>>

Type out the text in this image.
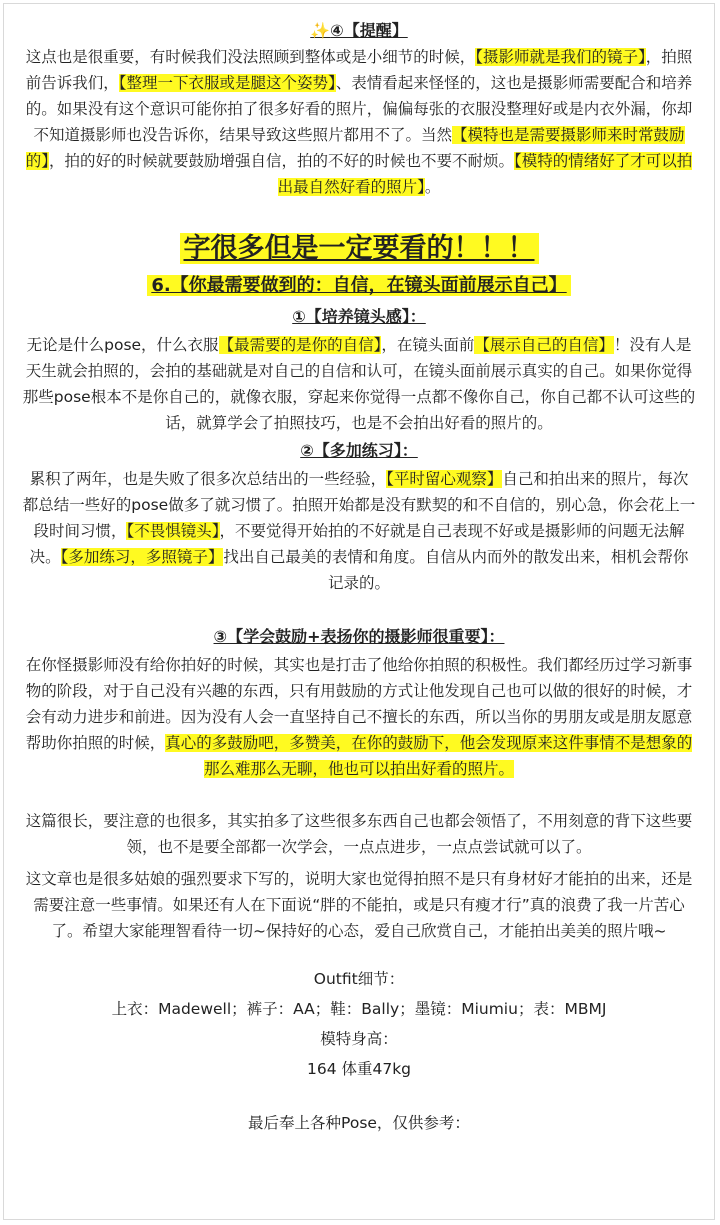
✨④【提醒】

这点也是很重要，有时候我们没法照顾到整体或是小细节的时候，【摄影师就是我们的镜子】，拍照前告诉我们，【整理一下衣服或是腿这个姿势】、表情看起来怪怪的，这也是摄影师需要配合和培养的。如果没有这个意识可能你拍了很多好看的照片，偏偏每张的衣服没整理好或是内衣外漏，你却不知道摄影师也没告诉你，结果导致这些照片都用不了。当然【模特也是需要摄影师来时常鼓励的】，拍的好的时候就要鼓励增强自信，拍的不好的时候也不要不耐烦。【模特的情绪好了才可以拍出最自然好看的照片】。

字很多但是一定要看的！！！
6.【你最需要做到的：自信，在镜头面前展示自己】
①【培养镜头感】：

无论是什么pose，什么衣服【最需要的是你的自信】，在镜头面前【展示自己的自信】！没有人是天生就会拍照的，会拍的基础就是对自己的自信和认可，在镜头面前展示真实的自己。如果你觉得那些pose根本不是你自己的，就像衣服，穿起来你觉得一点都不像你自己，你自己都不认可这些的话，就算学会了拍照技巧，也是不会拍出好看的照片的。

②【多加练习】：

累积了两年，也是失败了很多次总结出的一些经验，【平时留心观察】自己和拍出来的照片，每次都总结一些好的pose做多了就习惯了。拍照开始都是没有默契的和不自信的，别心急，你会花上一段时间习惯，【不畏惧镜头】，不要觉得开始拍的不好就是自己表现不好或是摄影师的问题无法解决。【多加练习，多照镜子】找出自己最美的表情和角度。自信从内而外的散发出来，相机会帮你记录的。

③【学会鼓励+表扬你的摄影师很重要】：

在你怪摄影师没有给你拍好的时候，其实也是打击了他给你拍照的积极性。我们都经历过学习新事物的阶段，对于自己没有兴趣的东西，只有用鼓励的方式让他发现自己也可以做的很好的时候，才会有动力进步和前进。因为没有人会一直坚持自己不擅长的东西，所以当你的男朋友或是朋友愿意帮助你拍照的时候，真心的多鼓励吧，多赞美，在你的鼓励下，他会发现原来这件事情不是想象的那么难那么无聊，他也可以拍出好看的照片。

这篇很长，要注意的也很多，其实拍多了这些很多东西自己也都会领悟了，不用刻意的背下这些要领，也不是要全部都一次学会，一点点进步，一点点尝试就可以了。

这文章也是很多姑娘的强烈要求下写的，说明大家也觉得拍照不是只有身材好才能拍的出来，还是需要注意一些事情。如果还有人在下面说“胖的不能拍，或是只有瘦才行”真的浪费了我一片苦心了。希望大家能理智看待一切~保持好的心态，爱自己欣赏自己，才能拍出美美的照片哦~

Outfit细节：

上衣：Madewell；裤子：AA；鞋：Bally；墨镜：Miumiu；表：MBMJ

模特身高：

164 体重47kg

最后奉上各种Pose，仅供参考：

<<

Given instruction → Extract all the entries word for word; omit any pictures.

Complete response →
Type out the text in this image.
✨④【提醒】

这点也是很重要，有时候我们没法照顾到整体或是小细节的时候，【摄影师就是我们的镜子】，拍照前告诉我们，【整理一下衣服或是腿这个姿势】、表情看起来怪怪的，这也是摄影师需要配合和培养的。如果没有这个意识可能你拍了很多好看的照片，偏偏每张的衣服没整理好或是内衣外漏，你却不知道摄影师也没告诉你，结果导致这些照片都用不了。当然【模特也是需要摄影师来时常鼓励的】，拍的好的时候就要鼓励增强自信，拍的不好的时候也不要不耐烦。【模特的情绪好了才可以拍出最自然好看的照片】。

字很多但是一定要看的！！！
6.【你最需要做到的：自信，在镜头面前展示自己】
①【培养镜头感】：

无论是什么pose，什么衣服【最需要的是你的自信】，在镜头面前【展示自己的自信】！没有人是天生就会拍照的，会拍的基础就是对自己的自信和认可，在镜头面前展示真实的自己。如果你觉得那些pose根本不是你自己的，就像衣服，穿起来你觉得一点都不像你自己，你自己都不认可这些的话，就算学会了拍照技巧，也是不会拍出好看的照片的。

②【多加练习】：

累积了两年，也是失败了很多次总结出的一些经验，【平时留心观察】自己和拍出来的照片，每次都总结一些好的pose做多了就习惯了。拍照开始都是没有默契的和不自信的，别心急，你会花上一段时间习惯，【不畏惧镜头】，不要觉得开始拍的不好就是自己表现不好或是摄影师的问题无法解决。【多加练习，多照镜子】找出自己最美的表情和角度。自信从内而外的散发出来，相机会帮你记录的。

③【学会鼓励+表扬你的摄影师很重要】：

在你怪摄影师没有给你拍好的时候，其实也是打击了他给你拍照的积极性。我们都经历过学习新事物的阶段，对于自己没有兴趣的东西，只有用鼓励的方式让他发现自己也可以做的很好的时候，才会有动力进步和前进。因为没有人会一直坚持自己不擅长的东西，所以当你的男朋友或是朋友愿意帮助你拍照的时候，真心的多鼓励吧，多赞美，在你的鼓励下，他会发现原来这件事情不是想象的那么难那么无聊，他也可以拍出好看的照片。

这篇很长，要注意的也很多，其实拍多了这些很多东西自己也都会领悟了，不用刻意的背下这些要领，也不是要全部都一次学会，一点点进步，一点点尝试就可以了。

这文章也是很多姑娘的强烈要求下写的，说明大家也觉得拍照不是只有身材好才能拍的出来，还是需要注意一些事情。如果还有人在下面说“胖的不能拍，或是只有瘦才行”真的浪费了我一片苦心了。希望大家能理智看待一切~保持好的心态，爱自己欣赏自己，才能拍出美美的照片哦~

Outfit细节：

上衣：Madewell；裤子：AA；鞋：Bally；墨镜：Miumiu；表：MBMJ

模特身高：

164 体重47kg

最后奉上各种Pose，仅供参考：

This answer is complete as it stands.